- [Отрывок текста]:
▽
Государство и право в Центральной Азии глазами российских и западных путешественников XVIII – начала XX в.
Шрифт:
Будущих мусульманских «юристов» готовили в медресе. П.И Демезон, побывавший в Бухаре в 1833 г., сообщает, что в то время изучался лишь один небольшой правовой учебный курс в рамках богословия – на основе труда «Фурани фикх» («Начала юриспруденции») Убайдуллы б. Таджи Шарие [Демезон, 1983, с. 45]. Дипломат М.Н. Никольский, живший в Бухаре в начале XX в., отмечал, что при медресе уже существовали целые «богословско-юридические факультеты» («шарие»). На них студентов обучали тафсиру (толкованию Корана), хадисам (изречениям пророка Мухаммада), фикху (правовой доктрине), усул ал-фикху (правовой методологии) и шариату как законоведению в целом. Но при этом основным методом изучения мусульманского права, как и многие века назад, оставалось зазубривание Корана и других священных текстов, что отражало устаревание и консерватизм юридического образования в Бухаре [Никольский, 1903,
Более того, путешественники отмечают, что чем дальше регион находился от самой Бухары, тем меньше было в нем влияние мусульманских судей [Вамбери, 2003, с. 179–180]. Несомненно, это является еще одним свидетельством в пользу длительного сохранения в Бухарском эмирате тюрко-монгольских традиций, в соответствии с которыми основная законодательная и судебная власть находилась в руках монархов и назначавшихся ими чиновников разного уровня, а не мусульманского духовенства, как в странах «классического ислама». Поэтому сообщения некоторых авторов о том, что основным законом в Бухаре являлся Коран или шариат (см., например: [Галкин, 1894б, с. 26; Ханыков, 1843, с. 179; Энпе, с. 177]), следует воспринимать критически: такова была официальная позиция властей эмирата, но практика от нее сильно отличалась.
△
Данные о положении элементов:
▽
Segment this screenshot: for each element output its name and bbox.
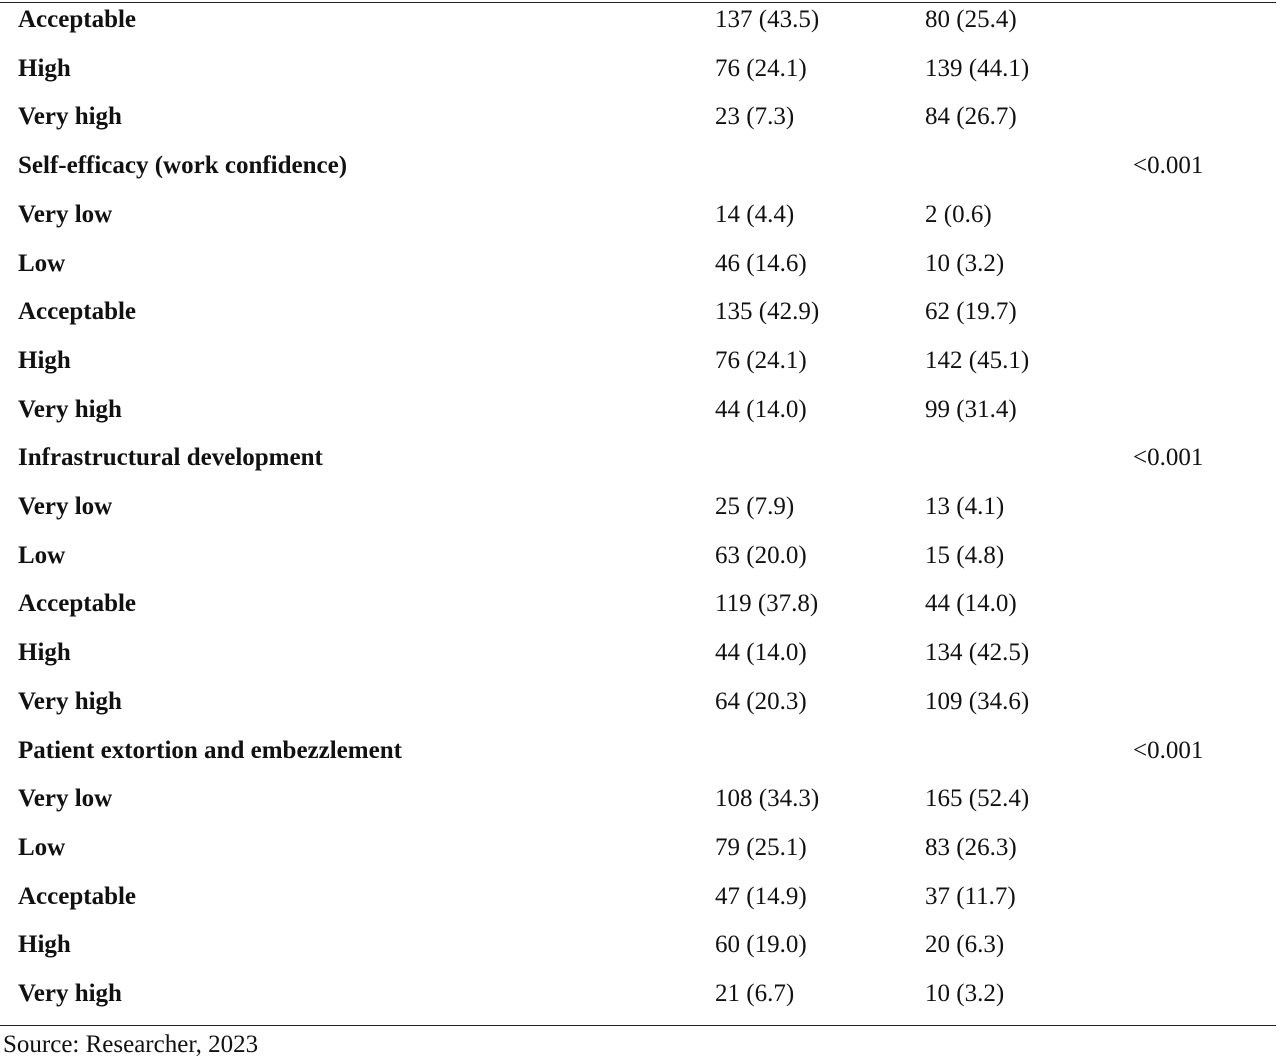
section-label: Patient extortion and embezzlement bbox=[18, 736, 402, 764]
row-label: High bbox=[18, 639, 71, 667]
column-1-value: 64 (20.3) bbox=[715, 687, 807, 715]
row-label: High bbox=[18, 54, 71, 82]
p-value: <0.001 bbox=[1133, 152, 1204, 180]
column-2-value: 165 (52.4) bbox=[925, 785, 1030, 813]
table-row: Low 46 (14.6) 10 (3.2) bbox=[0, 244, 1276, 292]
column-1-value: 25 (7.9) bbox=[715, 493, 795, 520]
table-row: Very high 64 (20.3) 109 (34.6) bbox=[0, 682, 1276, 730]
section-label: Self-efficacy (work confidence) bbox=[18, 152, 348, 180]
column-2-value: 84 (26.7) bbox=[925, 103, 1017, 131]
column-2-value: 13 (4.1) bbox=[925, 493, 1005, 520]
table-row: High 60 (19.0) 20 (6.3) bbox=[0, 925, 1276, 973]
table-row: Acceptable 119 (37.8) 44 (14.0) bbox=[0, 584, 1276, 632]
row-label: Very low bbox=[18, 493, 113, 520]
column-2-value: 62 (19.7) bbox=[925, 298, 1017, 326]
column-1-value: 46 (14.6) bbox=[715, 249, 807, 277]
source-note: Source: Researcher, 2023 bbox=[3, 1031, 259, 1058]
row-label: Low bbox=[18, 541, 66, 569]
column-1-value: 44 (14.0) bbox=[715, 395, 807, 423]
column-1-value: 119 (37.8) bbox=[715, 590, 819, 618]
row-label: Acceptable bbox=[18, 298, 137, 326]
column-1-value: 76 (24.1) bbox=[715, 346, 807, 374]
row-label: High bbox=[18, 346, 71, 374]
column-1-value: 14 (4.4) bbox=[715, 200, 795, 228]
column-1-value: 47 (14.9) bbox=[715, 882, 807, 910]
column-2-value: 80 (25.4) bbox=[925, 6, 1017, 33]
table-row: Very low 14 (4.4) 2 (0.6) bbox=[0, 195, 1276, 243]
column-1-value: 63 (20.0) bbox=[715, 541, 807, 569]
table-section-row: Infrastructural development <0.001 bbox=[0, 438, 1276, 486]
row-label: Very high bbox=[18, 687, 122, 715]
column-2-value: 134 (42.5) bbox=[925, 639, 1030, 667]
column-2-value: 44 (14.0) bbox=[925, 590, 1017, 618]
column-1-value: 76 (24.1) bbox=[715, 54, 807, 82]
row-label: Low bbox=[18, 833, 66, 861]
table-row: Very high 44 (14.0) 99 (31.4) bbox=[0, 390, 1276, 438]
column-2-value: 37 (11.7) bbox=[925, 882, 1016, 910]
column-1-value: 79 (25.1) bbox=[715, 833, 807, 861]
column-1-value: 21 (6.7) bbox=[715, 980, 795, 1007]
table-bottom-rule bbox=[0, 1025, 1276, 1026]
column-1-value: 44 (14.0) bbox=[715, 639, 807, 667]
row-label: Acceptable bbox=[18, 6, 137, 33]
row-label: Acceptable bbox=[18, 882, 137, 910]
row-label: Very low bbox=[18, 200, 113, 228]
row-label: Low bbox=[18, 249, 66, 277]
table-row: Low 63 (20.0) 15 (4.8) bbox=[0, 536, 1276, 584]
column-2-value: 99 (31.4) bbox=[925, 395, 1017, 423]
table-row: High 76 (24.1) 142 (45.1) bbox=[0, 341, 1276, 389]
row-label: Acceptable bbox=[18, 590, 137, 618]
column-1-value: 23 (7.3) bbox=[715, 103, 795, 131]
row-label: High bbox=[18, 931, 71, 959]
column-2-value: 10 (3.2) bbox=[925, 980, 1005, 1007]
p-value: <0.001 bbox=[1133, 444, 1204, 472]
table-row: Low 79 (25.1) 83 (26.3) bbox=[0, 828, 1276, 876]
column-2-value: 142 (45.1) bbox=[925, 346, 1030, 374]
row-label: Very high bbox=[18, 395, 122, 423]
column-1-value: 137 (43.5) bbox=[715, 6, 820, 33]
column-1-value: 135 (42.9) bbox=[715, 298, 820, 326]
column-2-value: 2 (0.6) bbox=[925, 200, 992, 228]
table-row: Acceptable 135 (42.9) 62 (19.7) bbox=[0, 292, 1276, 340]
column-2-value: 15 (4.8) bbox=[925, 541, 1005, 569]
table-row: Very high 21 (6.7) 10 (3.2) bbox=[0, 974, 1276, 1022]
table-row: Acceptable 47 (14.9) 37 (11.7) bbox=[0, 877, 1276, 925]
row-label: Very low bbox=[18, 785, 113, 813]
table-row: Very high 23 (7.3) 84 (26.7) bbox=[0, 97, 1276, 145]
section-label: Infrastructural development bbox=[18, 444, 323, 472]
column-2-value: 83 (26.3) bbox=[925, 833, 1017, 861]
table-top-rule bbox=[0, 2, 1276, 3]
column-2-value: 139 (44.1) bbox=[925, 54, 1030, 82]
table-row: Very low 108 (34.3) 165 (52.4) bbox=[0, 779, 1276, 827]
table-row: High 44 (14.0) 134 (42.5) bbox=[0, 633, 1276, 681]
p-value: <0.001 bbox=[1133, 736, 1204, 764]
table-row: Very low 25 (7.9) 13 (4.1) bbox=[0, 487, 1276, 535]
table-row: Acceptable 137 (43.5) 80 (25.4) bbox=[0, 0, 1276, 48]
column-2-value: 20 (6.3) bbox=[925, 931, 1005, 959]
row-label: Very high bbox=[18, 980, 122, 1007]
table-row: High 76 (24.1) 139 (44.1) bbox=[0, 49, 1276, 97]
column-2-value: 10 (3.2) bbox=[925, 249, 1005, 277]
column-1-value: 60 (19.0) bbox=[715, 931, 807, 959]
column-1-value: 108 (34.3) bbox=[715, 785, 820, 813]
column-2-value: 109 (34.6) bbox=[925, 687, 1030, 715]
row-label: Very high bbox=[18, 103, 122, 131]
table-section-row: Patient extortion and embezzlement <0.00… bbox=[0, 731, 1276, 779]
table-section-row: Self-efficacy (work confidence) <0.001 bbox=[0, 146, 1276, 194]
△
- [Задание 1]:
Ответьте коротко по отрывку о государстве и праве в Центральной Азии:
(a) В каком году П.И. Демезон побывал в Бухаре?
(b) Как, по словам М.Н. Никольского, назывались богословско-юридические факультеты при медресе?
(c) Что, по наблюдениям путешественников, происходило с влиянием мусульманских судей в регионах, которые находились дальше от Бухары?
- [Задание 2]: Продолжите текст о государстве и праве в Центральной Азии после его последнего предложения.
Записи — это отдельный материал, с текстом они не связаны.

- [Ответ 1]:
(a) В 1833 году.
(b) «Шарие».
(c) Чем дальше регион был от Бухары, тем меньше там было влияние мусульманских судей.

- [Ответ 2]:
Считаем целесообразным отдельно проанализировать сведения путешественников о бухарских тюрьмах, которые для многих из иностранных очевидцев стали настоящим символом бухарской отсталости, жестокости и деспотизма. В самом деле, эти места заключения не менялись в течение веков, поэтому неудивительно, что многие иностранцы желали воочию увидеть этот яркий пример средневековой дикости и, конечно же, описывали свои впечатления – пожалуй, даже более ярко и экспрессивно, чем другие увиденные ими объекты и явления.
Практически в каждом городе была тюрьма, а в некоторых даже две и более. При этом одна считалась местом «предварительного заключения», другая же предназначалась для тех, кого уже приговаривали отбывать наказания.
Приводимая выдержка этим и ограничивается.